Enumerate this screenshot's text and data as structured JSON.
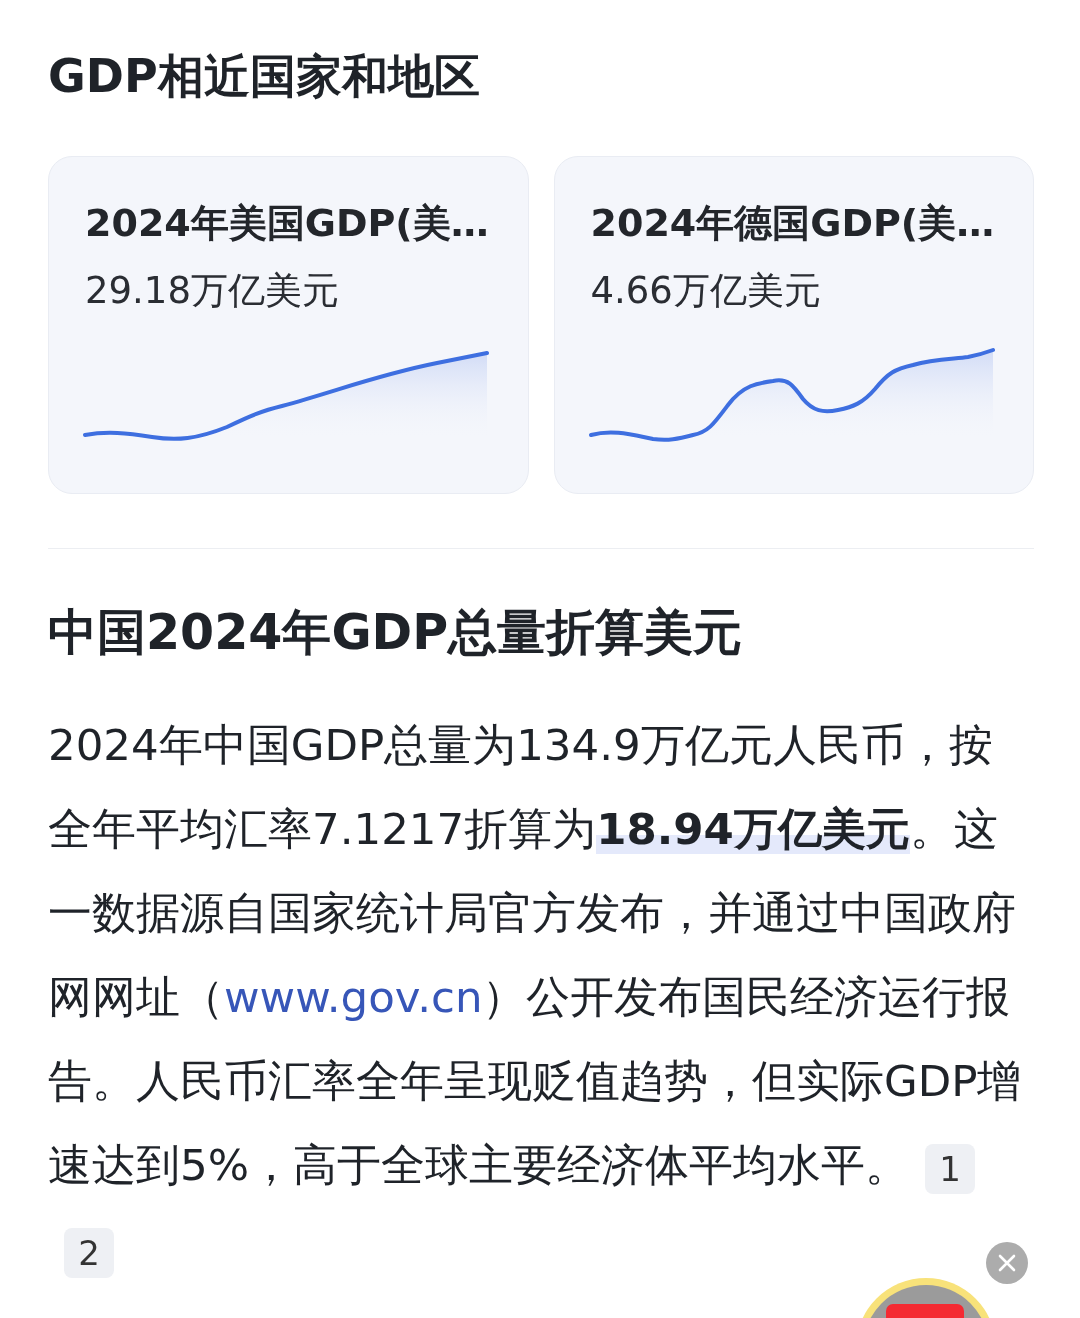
{
  "section_title": "GDP相近国家和地区",
  "cards": [
    {
      "title": "2024年美国GDP(美…",
      "value": "29.18万亿美元"
    },
    {
      "title": "2024年德国GDP(美…",
      "value": "4.66万亿美元"
    }
  ],
  "article": {
    "title": "中国2024年GDP总量折算美元",
    "paragraph_before": "2024年中国GDP总量为134.9万亿元人民币，按全年平均汇率7.1217折算为**18.94万亿美元**。这一数据源自国家统计局官方发布，并通过中国政府网网址（",
    "link": "www.gov.cn",
    "paragraph_after": "）公开发布国民经济运行报告。人民币汇率全年呈现贬值趋势，但实际GDP增速达到5%，高于全球主要经济体平均水平。",
    "citations": [
      "1",
      "2"
    ]
  }
}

════════════════════

TASK DETAILS: Reproduce each record above by retyping it exactly; omit all images.

TASK ANSWER:
Enumerate this screenshot's text and data as structured JSON.
{
  "section_title": "GDP相近国家和地区",
  "cards": [
    {
      "title": "2024年美国GDP(美…",
      "value": "29.18万亿美元"
    },
    {
      "title": "2024年德国GDP(美…",
      "value": "4.66万亿美元"
    }
  ],
  "article": {
    "title": "中国2024年GDP总量折算美元",
    "paragraph_before": "2024年中国GDP总量为134.9万亿元人民币，按全年平均汇率7.1217折算为**18.94万亿美元**。这一数据源自国家统计局官方发布，并通过中国政府网网址（",
    "link": "www.gov.cn",
    "paragraph_after": "）公开发布国民经济运行报告。人民币汇率全年呈现贬值趋势，但实际GDP增速达到5%，高于全球主要经济体平均水平。",
    "citations": [
      "1",
      "2"
    ]
  }
}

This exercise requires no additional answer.